▶ [PAGE]
The Remote Network Monitoring (RMON)
MIB was developed by the
IETF to support monitoring and protocol analysis of
local area networks (LANs). The original version (sometimes referred to as RMON1) focused on
OSI layer 1 and
layer 2 information in Ethernet and Token Ring networks. It has been extended by RMON2 which adds support for
Network- and
Application-layer monitoring and by
SMON which adds support for switched networks. It is an industry-standard specification that provides much of the functionality offered by proprietary network analyzers. RMON agents are built into many high-end switches and routers.
Overview
Remote Monitoring (RMON) is a standard monitoring specification that enables various network monitors and console systems to exchange network-monitoring data. RMON provides network administrators with more freedom in selecting network-monitoring probes and consoles with features that meet their particular networking needs.
An RMON implementation typically operates in a client/server model. Monitoring devices (commonly called "probes" in this context) contain RMON software agents that collect information and analyze packets. These probes act as servers and the Network Management applications that communicate with them act as clients. While both agent configuration and data collection use
SNMP, RMON is designed to operate differently than other SNMP-based systems:
Probes have more responsibility for data collection and processing, which reduces SNMP traffic and the processing load of the clients.

▶ [GIVEN INSTRUCTION A] From the RMON text, extract the passage from "The Remote Network" up to and including "switches and routers.".
▶ [GIVEN INSTRUCTION B] Name every network layer that the RMON text says is monitored by RMON or its extensions.
The items that come next have no connection to the RMON text.

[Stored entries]
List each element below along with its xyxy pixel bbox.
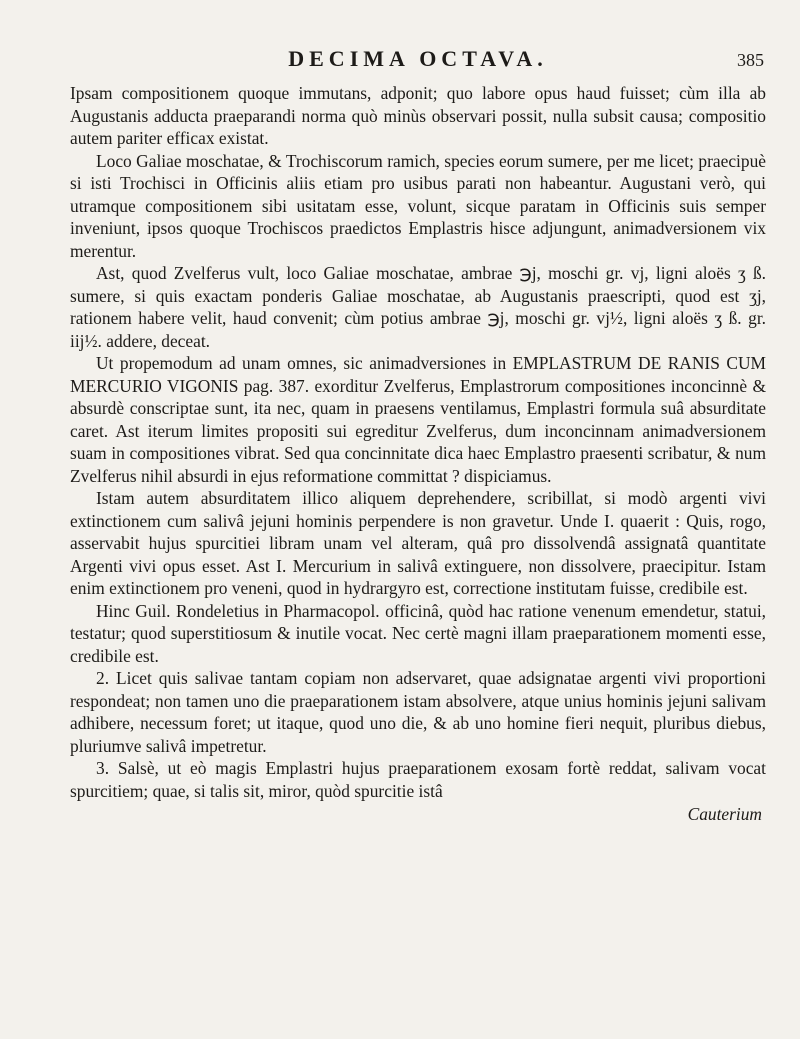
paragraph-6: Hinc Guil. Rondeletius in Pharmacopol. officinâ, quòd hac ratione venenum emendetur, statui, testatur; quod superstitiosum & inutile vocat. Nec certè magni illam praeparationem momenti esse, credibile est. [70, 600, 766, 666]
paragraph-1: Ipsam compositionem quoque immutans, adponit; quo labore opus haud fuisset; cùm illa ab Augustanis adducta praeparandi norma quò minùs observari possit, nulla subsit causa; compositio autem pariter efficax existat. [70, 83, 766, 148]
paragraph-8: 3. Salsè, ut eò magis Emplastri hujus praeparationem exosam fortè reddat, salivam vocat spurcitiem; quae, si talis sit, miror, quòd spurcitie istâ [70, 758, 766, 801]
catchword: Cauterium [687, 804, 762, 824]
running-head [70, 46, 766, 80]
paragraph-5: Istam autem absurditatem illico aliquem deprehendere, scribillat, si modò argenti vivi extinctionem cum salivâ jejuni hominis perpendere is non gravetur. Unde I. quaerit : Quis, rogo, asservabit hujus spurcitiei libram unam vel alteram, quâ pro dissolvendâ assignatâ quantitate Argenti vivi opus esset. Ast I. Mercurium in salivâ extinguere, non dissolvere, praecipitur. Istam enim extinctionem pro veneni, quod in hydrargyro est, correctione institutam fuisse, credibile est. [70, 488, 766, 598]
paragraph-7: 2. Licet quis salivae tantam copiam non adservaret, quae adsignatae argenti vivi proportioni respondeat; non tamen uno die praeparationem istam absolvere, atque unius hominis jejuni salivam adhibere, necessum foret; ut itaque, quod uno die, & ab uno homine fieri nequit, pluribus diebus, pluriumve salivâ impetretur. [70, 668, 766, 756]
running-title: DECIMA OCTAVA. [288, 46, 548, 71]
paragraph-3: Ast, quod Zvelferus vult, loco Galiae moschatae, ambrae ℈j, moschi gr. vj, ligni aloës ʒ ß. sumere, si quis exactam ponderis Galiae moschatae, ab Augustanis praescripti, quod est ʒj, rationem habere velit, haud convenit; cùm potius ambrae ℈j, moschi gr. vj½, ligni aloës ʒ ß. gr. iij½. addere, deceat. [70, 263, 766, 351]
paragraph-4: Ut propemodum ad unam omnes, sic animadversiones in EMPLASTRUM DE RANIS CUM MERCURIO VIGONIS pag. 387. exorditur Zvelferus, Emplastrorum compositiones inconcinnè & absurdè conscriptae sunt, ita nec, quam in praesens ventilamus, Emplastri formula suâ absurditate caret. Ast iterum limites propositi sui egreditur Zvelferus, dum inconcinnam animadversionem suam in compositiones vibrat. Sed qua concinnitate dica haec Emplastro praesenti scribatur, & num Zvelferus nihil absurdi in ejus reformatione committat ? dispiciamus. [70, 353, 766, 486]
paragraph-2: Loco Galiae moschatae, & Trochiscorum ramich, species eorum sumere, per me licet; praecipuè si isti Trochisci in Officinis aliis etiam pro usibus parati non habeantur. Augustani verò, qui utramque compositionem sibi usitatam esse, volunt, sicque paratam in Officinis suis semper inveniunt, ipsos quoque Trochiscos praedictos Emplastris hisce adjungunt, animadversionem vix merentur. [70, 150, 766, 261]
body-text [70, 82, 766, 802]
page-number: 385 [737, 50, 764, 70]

--

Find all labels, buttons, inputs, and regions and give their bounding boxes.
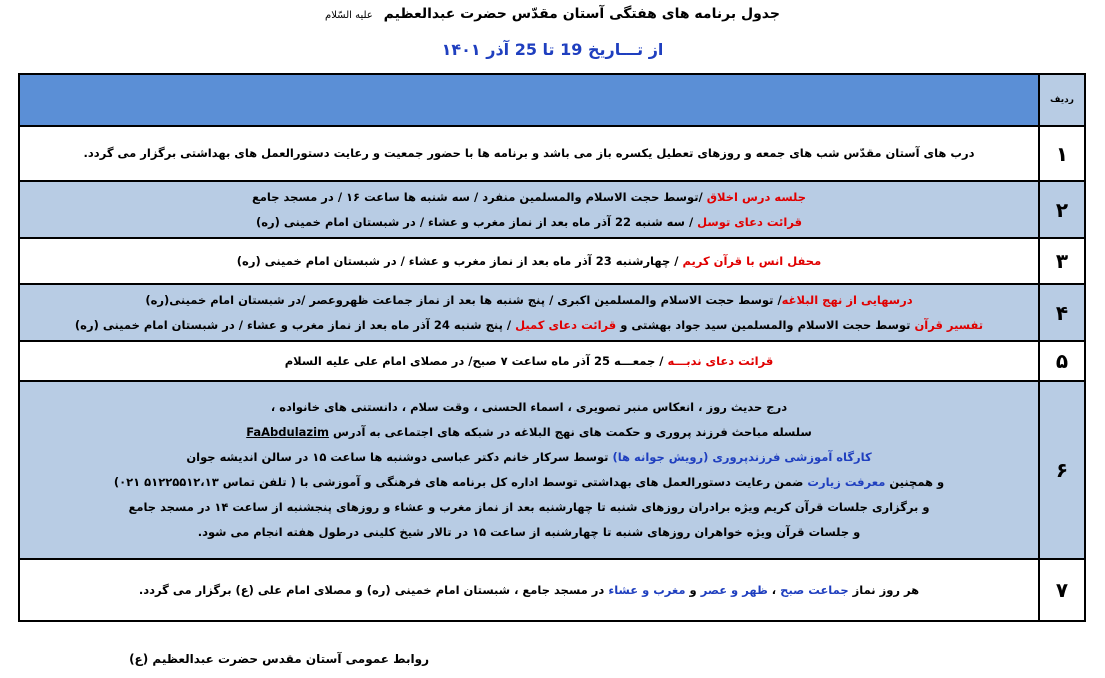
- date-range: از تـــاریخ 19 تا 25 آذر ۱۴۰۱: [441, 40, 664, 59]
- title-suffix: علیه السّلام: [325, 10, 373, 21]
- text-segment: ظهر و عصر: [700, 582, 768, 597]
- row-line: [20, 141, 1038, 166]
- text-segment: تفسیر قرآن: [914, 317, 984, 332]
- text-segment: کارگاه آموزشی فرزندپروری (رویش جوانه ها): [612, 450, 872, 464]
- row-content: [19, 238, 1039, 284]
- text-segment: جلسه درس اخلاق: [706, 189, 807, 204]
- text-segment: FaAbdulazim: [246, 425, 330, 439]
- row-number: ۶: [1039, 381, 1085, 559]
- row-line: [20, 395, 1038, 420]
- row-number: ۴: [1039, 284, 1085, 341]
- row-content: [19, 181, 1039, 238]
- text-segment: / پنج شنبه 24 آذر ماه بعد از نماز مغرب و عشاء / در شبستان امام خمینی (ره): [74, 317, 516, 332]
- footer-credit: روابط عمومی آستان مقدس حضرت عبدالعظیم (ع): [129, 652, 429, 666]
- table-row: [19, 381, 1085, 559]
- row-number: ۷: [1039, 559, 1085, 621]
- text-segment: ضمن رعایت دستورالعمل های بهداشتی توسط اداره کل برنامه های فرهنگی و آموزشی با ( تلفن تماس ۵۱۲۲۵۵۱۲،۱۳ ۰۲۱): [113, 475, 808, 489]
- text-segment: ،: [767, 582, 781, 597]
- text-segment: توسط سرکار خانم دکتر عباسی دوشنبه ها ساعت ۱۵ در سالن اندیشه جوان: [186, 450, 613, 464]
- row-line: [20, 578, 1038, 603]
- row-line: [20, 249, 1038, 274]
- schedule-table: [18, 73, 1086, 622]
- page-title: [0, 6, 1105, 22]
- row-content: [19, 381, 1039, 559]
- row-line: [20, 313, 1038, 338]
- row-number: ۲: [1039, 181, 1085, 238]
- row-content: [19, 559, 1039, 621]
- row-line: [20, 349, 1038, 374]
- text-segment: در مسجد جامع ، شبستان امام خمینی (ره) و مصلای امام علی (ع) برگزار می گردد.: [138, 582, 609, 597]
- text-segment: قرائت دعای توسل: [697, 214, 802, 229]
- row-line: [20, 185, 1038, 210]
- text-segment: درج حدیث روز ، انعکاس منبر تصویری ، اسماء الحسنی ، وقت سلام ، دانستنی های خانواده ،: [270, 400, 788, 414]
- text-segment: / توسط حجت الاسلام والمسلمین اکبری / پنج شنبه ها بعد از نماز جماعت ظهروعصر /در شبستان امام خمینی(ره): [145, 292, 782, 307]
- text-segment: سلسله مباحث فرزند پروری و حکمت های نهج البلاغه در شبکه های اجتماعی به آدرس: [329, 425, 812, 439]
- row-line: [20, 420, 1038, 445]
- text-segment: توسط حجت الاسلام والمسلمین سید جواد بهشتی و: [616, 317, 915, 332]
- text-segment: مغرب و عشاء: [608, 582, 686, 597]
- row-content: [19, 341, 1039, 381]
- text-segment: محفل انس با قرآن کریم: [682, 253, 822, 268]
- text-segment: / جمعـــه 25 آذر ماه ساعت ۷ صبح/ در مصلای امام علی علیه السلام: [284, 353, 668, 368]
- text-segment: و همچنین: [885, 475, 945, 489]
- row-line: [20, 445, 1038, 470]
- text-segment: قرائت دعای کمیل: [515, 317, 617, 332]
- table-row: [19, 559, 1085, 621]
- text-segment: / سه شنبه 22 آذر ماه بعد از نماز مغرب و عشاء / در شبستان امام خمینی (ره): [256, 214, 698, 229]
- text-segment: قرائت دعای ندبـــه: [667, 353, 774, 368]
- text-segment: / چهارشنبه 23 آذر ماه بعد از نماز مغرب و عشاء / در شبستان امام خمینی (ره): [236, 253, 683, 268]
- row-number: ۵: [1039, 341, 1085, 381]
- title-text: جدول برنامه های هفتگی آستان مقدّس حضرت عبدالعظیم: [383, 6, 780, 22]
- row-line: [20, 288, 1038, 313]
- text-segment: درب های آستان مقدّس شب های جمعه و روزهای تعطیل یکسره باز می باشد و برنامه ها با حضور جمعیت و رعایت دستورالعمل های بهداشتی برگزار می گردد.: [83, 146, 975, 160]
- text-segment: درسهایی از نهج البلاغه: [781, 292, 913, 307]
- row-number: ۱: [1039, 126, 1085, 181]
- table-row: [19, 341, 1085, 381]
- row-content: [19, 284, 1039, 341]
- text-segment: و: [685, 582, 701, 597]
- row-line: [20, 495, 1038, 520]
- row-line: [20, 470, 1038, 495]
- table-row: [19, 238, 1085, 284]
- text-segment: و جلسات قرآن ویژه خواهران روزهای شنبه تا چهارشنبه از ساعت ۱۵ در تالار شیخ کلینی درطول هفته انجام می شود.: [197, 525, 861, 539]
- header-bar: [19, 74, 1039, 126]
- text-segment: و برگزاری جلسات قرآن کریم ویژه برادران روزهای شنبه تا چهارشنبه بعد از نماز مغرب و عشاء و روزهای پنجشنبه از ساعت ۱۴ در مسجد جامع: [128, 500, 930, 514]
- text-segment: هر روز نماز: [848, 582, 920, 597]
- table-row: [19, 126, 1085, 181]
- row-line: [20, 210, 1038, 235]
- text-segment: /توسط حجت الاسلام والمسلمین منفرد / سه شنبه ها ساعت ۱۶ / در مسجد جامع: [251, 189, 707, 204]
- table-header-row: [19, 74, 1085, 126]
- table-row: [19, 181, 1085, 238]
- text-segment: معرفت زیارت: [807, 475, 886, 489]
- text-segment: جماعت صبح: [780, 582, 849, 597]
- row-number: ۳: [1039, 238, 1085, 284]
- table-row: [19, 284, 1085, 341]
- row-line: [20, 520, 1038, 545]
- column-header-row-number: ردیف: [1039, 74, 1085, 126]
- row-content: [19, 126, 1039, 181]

▶ [SOLUTION A]
The Remote Network Monitoring (RMON)
MIB was developed by the
IETF to support monitoring and protocol analysis of
local area networks (LANs). The original version (sometimes referred to as RMON1) focused on
OSI layer 1 and
layer 2 information in Ethernet and Token Ring networks. It has been extended by RMON2 which adds support for
Network- and
Application-layer monitoring and by
SMON which adds support for switched networks. It is an industry-standard specification that provides much of the functionality offered by proprietary network analyzers. RMON agents are built into many high-end switches and routers.

▶ [SOLUTION B]
- Layer 1
- Layer 2
- Network layer
- Application layer